Problem to solve =>
Repeat each line exactly, leaving nothing out.

Excerpt from a dataset
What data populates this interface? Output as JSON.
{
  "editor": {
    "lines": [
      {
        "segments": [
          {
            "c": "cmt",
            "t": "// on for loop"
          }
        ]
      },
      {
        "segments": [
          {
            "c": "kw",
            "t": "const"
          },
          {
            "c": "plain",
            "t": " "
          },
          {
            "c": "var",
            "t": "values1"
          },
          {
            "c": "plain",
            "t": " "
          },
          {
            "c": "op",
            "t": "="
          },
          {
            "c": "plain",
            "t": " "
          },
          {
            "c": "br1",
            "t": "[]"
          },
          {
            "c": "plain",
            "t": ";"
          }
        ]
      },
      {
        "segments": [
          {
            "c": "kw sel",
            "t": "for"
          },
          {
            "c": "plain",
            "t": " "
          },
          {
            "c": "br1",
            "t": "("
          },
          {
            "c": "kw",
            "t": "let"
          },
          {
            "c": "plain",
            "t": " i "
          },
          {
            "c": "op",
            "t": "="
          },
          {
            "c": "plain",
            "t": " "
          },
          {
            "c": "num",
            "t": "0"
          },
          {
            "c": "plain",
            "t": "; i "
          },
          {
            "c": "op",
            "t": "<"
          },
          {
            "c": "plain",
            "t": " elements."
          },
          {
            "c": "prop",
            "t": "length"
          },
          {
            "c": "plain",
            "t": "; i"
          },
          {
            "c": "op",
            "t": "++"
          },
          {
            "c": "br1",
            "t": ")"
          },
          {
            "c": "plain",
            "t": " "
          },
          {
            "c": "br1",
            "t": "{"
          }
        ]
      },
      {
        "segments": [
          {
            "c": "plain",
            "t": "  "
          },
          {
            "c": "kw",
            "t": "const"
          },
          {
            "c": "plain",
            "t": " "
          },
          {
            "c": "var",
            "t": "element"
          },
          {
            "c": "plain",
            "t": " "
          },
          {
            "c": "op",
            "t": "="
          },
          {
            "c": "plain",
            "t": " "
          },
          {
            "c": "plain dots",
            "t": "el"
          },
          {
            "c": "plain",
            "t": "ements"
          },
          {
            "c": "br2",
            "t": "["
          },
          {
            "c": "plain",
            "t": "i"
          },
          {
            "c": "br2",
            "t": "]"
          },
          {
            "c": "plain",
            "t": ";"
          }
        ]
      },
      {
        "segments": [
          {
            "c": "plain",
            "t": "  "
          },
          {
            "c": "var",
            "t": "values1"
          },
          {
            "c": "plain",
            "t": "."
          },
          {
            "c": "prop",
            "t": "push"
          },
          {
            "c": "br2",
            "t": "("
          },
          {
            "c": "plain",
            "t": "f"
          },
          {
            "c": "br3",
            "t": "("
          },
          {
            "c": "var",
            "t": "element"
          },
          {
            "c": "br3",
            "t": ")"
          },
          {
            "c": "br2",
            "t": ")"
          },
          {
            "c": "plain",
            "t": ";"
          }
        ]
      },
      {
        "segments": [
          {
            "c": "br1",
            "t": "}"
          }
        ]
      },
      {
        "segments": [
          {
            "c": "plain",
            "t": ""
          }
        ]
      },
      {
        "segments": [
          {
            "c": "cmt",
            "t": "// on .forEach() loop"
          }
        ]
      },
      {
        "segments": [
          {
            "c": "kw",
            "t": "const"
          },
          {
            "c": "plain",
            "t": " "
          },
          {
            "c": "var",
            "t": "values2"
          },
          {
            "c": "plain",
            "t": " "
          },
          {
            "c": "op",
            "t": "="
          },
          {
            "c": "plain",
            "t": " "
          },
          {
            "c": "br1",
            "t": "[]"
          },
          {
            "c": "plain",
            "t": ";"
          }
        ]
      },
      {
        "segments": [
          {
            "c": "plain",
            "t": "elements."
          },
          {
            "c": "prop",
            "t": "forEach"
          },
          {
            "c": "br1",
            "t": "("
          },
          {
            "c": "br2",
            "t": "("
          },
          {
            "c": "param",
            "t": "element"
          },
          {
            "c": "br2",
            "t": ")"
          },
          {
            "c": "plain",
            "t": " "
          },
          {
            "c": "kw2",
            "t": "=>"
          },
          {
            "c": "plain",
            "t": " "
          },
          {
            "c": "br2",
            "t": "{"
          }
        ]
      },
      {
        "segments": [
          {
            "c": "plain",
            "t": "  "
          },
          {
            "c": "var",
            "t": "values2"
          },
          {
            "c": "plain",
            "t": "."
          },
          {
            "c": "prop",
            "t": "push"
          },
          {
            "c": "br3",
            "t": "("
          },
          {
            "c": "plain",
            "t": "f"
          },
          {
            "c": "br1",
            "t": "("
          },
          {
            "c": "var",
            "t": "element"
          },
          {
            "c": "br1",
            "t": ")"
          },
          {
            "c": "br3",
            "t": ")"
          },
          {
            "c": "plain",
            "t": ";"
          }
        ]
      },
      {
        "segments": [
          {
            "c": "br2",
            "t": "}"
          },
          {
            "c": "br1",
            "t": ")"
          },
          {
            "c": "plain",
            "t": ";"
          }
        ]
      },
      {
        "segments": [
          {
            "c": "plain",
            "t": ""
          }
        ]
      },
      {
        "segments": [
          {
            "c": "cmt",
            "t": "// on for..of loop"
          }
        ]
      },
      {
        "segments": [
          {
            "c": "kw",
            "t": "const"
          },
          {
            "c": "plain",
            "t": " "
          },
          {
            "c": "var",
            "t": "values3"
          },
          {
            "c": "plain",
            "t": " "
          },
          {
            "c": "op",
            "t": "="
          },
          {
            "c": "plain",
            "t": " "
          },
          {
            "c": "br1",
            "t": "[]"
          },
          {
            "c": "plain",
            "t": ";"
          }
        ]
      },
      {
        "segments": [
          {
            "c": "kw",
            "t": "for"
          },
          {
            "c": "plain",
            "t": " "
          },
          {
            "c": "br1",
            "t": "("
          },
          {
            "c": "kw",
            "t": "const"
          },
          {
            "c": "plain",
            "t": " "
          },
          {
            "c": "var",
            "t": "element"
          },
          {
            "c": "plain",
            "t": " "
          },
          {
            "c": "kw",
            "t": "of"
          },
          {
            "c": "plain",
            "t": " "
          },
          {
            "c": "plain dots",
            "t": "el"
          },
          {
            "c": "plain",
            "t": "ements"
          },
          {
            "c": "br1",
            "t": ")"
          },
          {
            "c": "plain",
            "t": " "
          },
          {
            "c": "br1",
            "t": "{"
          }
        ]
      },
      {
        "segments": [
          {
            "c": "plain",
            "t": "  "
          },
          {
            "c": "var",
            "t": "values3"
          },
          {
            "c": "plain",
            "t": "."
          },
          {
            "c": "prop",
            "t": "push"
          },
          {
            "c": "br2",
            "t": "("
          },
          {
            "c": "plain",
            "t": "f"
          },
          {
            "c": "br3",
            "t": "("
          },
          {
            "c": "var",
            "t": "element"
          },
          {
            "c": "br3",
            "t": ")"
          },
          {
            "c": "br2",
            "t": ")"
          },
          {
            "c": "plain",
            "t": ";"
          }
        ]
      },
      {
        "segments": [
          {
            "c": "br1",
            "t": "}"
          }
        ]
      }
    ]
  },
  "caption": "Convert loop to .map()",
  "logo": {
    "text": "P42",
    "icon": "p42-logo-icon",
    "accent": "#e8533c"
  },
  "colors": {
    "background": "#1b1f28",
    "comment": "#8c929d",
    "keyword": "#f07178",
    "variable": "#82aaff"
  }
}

Answer to the task =>
What data populates this interface? Output as JSON.
{
  "editor": {
    "lines": [
      {
        "segments": [
          {
            "c": "cmt",
            "t": "// on for loop"
          }
        ]
      },
      {
        "segments": [
          {
            "c": "kw",
            "t": "const"
          },
          {
            "c": "plain",
            "t": " "
          },
          {
            "c": "var",
            "t": "values1"
          },
          {
            "c": "plain",
            "t": " "
          },
          {
            "c": "op",
            "t": "="
          },
          {
            "c": "plain",
            "t": " "
          },
          {
            "c": "br1",
            "t": "[]"
          },
          {
            "c": "plain",
            "t": ";"
          }
        ]
      },
      {
        "segments": [
          {
            "c": "kw sel",
            "t": "for"
          },
          {
            "c": "plain",
            "t": " "
          },
          {
            "c": "br1",
            "t": "("
          },
          {
            "c": "kw",
            "t": "let"
          },
          {
            "c": "plain",
            "t": " i "
          },
          {
            "c": "op",
            "t": "="
          },
          {
            "c": "plain",
            "t": " "
          },
          {
            "c": "num",
            "t": "0"
          },
          {
            "c": "plain",
            "t": "; i "
          },
          {
            "c": "op",
            "t": "<"
          },
          {
            "c": "plain",
            "t": " elements."
          },
          {
            "c": "prop",
            "t": "length"
          },
          {
            "c": "plain",
            "t": "; i"
          },
          {
            "c": "op",
            "t": "++"
          },
          {
            "c": "br1",
            "t": ")"
          },
          {
            "c": "plain",
            "t": " "
          },
          {
            "c": "br1",
            "t": "{"
          }
        ]
      },
      {
        "segments": [
          {
            "c": "plain",
            "t": "  "
          },
          {
            "c": "kw",
            "t": "const"
          },
          {
            "c": "plain",
            "t": " "
          },
          {
            "c": "var",
            "t": "element"
          },
          {
            "c": "plain",
            "t": " "
          },
          {
            "c": "op",
            "t": "="
          },
          {
            "c": "plain",
            "t": " "
          },
          {
            "c": "plain dots",
            "t": "el"
          },
          {
            "c": "plain",
            "t": "ements"
          },
          {
            "c": "br2",
            "t": "["
          },
          {
            "c": "plain",
            "t": "i"
          },
          {
            "c": "br2",
            "t": "]"
          },
          {
            "c": "plain",
            "t": ";"
          }
        ]
      },
      {
        "segments": [
          {
            "c": "plain",
            "t": "  "
          },
          {
            "c": "var",
            "t": "values1"
          },
          {
            "c": "plain",
            "t": "."
          },
          {
            "c": "prop",
            "t": "push"
          },
          {
            "c": "br2",
            "t": "("
          },
          {
            "c": "plain",
            "t": "f"
          },
          {
            "c": "br3",
            "t": "("
          },
          {
            "c": "var",
            "t": "element"
          },
          {
            "c": "br3",
            "t": ")"
          },
          {
            "c": "br2",
            "t": ")"
          },
          {
            "c": "plain",
            "t": ";"
          }
        ]
      },
      {
        "segments": [
          {
            "c": "br1",
            "t": "}"
          }
        ]
      },
      {
        "segments": [
          {
            "c": "plain",
            "t": ""
          }
        ]
      },
      {
        "segments": [
          {
            "c": "cmt",
            "t": "// on .forEach() loop"
          }
        ]
      },
      {
        "segments": [
          {
            "c": "kw",
            "t": "const"
          },
          {
            "c": "plain",
            "t": " "
          },
          {
            "c": "var",
            "t": "values2"
          },
          {
            "c": "plain",
            "t": " "
          },
          {
            "c": "op",
            "t": "="
          },
          {
            "c": "plain",
            "t": " "
          },
          {
            "c": "br1",
            "t": "[]"
          },
          {
            "c": "plain",
            "t": ";"
          }
        ]
      },
      {
        "segments": [
          {
            "c": "plain",
            "t": "elements."
          },
          {
            "c": "prop",
            "t": "forEach"
          },
          {
            "c": "br1",
            "t": "("
          },
          {
            "c": "br2",
            "t": "("
          },
          {
            "c": "param",
            "t": "element"
          },
          {
            "c": "br2",
            "t": ")"
          },
          {
            "c": "plain",
            "t": " "
          },
          {
            "c": "kw2",
            "t": "=>"
          },
          {
            "c": "plain",
            "t": " "
          },
          {
            "c": "br2",
            "t": "{"
          }
        ]
      },
      {
        "segments": [
          {
            "c": "plain",
            "t": "  "
          },
          {
            "c": "var",
            "t": "values2"
          },
          {
            "c": "plain",
            "t": "."
          },
          {
            "c": "prop",
            "t": "push"
          },
          {
            "c": "br3",
            "t": "("
          },
          {
            "c": "plain",
            "t": "f"
          },
          {
            "c": "br1",
            "t": "("
          },
          {
            "c": "var",
            "t": "element"
          },
          {
            "c": "br1",
            "t": ")"
          },
          {
            "c": "br3",
            "t": ")"
          },
          {
            "c": "plain",
            "t": ";"
          }
        ]
      },
      {
        "segments": [
          {
            "c": "br2",
            "t": "}"
          },
          {
            "c": "br1",
            "t": ")"
          },
          {
            "c": "plain",
            "t": ";"
          }
        ]
      },
      {
        "segments": [
          {
            "c": "plain",
            "t": ""
          }
        ]
      },
      {
        "segments": [
          {
            "c": "cmt",
            "t": "// on for..of loop"
          }
        ]
      },
      {
        "segments": [
          {
            "c": "kw",
            "t": "const"
          },
          {
            "c": "plain",
            "t": " "
          },
          {
            "c": "var",
            "t": "values3"
          },
          {
            "c": "plain",
            "t": " "
          },
          {
            "c": "op",
            "t": "="
          },
          {
            "c": "plain",
            "t": " "
          },
          {
            "c": "br1",
            "t": "[]"
          },
          {
            "c": "plain",
            "t": ";"
          }
        ]
      },
      {
        "segments": [
          {
            "c": "kw",
            "t": "for"
          },
          {
            "c": "plain",
            "t": " "
          },
          {
            "c": "br1",
            "t": "("
          },
          {
            "c": "kw",
            "t": "const"
          },
          {
            "c": "plain",
            "t": " "
          },
          {
            "c": "var",
            "t": "element"
          },
          {
            "c": "plain",
            "t": " "
          },
          {
            "c": "kw",
            "t": "of"
          },
          {
            "c": "plain",
            "t": " "
          },
          {
            "c": "plain dots",
            "t": "el"
          },
          {
            "c": "plain",
            "t": "ements"
          },
          {
            "c": "br1",
            "t": ")"
          },
          {
            "c": "plain",
            "t": " "
          },
          {
            "c": "br1",
            "t": "{"
          }
        ]
      },
      {
        "segments": [
          {
            "c": "plain",
            "t": "  "
          },
          {
            "c": "var",
            "t": "values3"
          },
          {
            "c": "plain",
            "t": "."
          },
          {
            "c": "prop",
            "t": "push"
          },
          {
            "c": "br2",
            "t": "("
          },
          {
            "c": "plain",
            "t": "f"
          },
          {
            "c": "br3",
            "t": "("
          },
          {
            "c": "var",
            "t": "element"
          },
          {
            "c": "br3",
            "t": ")"
          },
          {
            "c": "br2",
            "t": ")"
          },
          {
            "c": "plain",
            "t": ";"
          }
        ]
      },
      {
        "segments": [
          {
            "c": "br1",
            "t": "}"
          }
        ]
      }
    ]
  },
  "caption": "Convert loop to .map()",
  "logo": {
    "text": "P42",
    "icon": "p42-logo-icon",
    "accent": "#e8533c"
  },
  "colors": {
    "background": "#1b1f28",
    "comment": "#8c929d",
    "keyword": "#f07178",
    "variable": "#82aaff"
  }
}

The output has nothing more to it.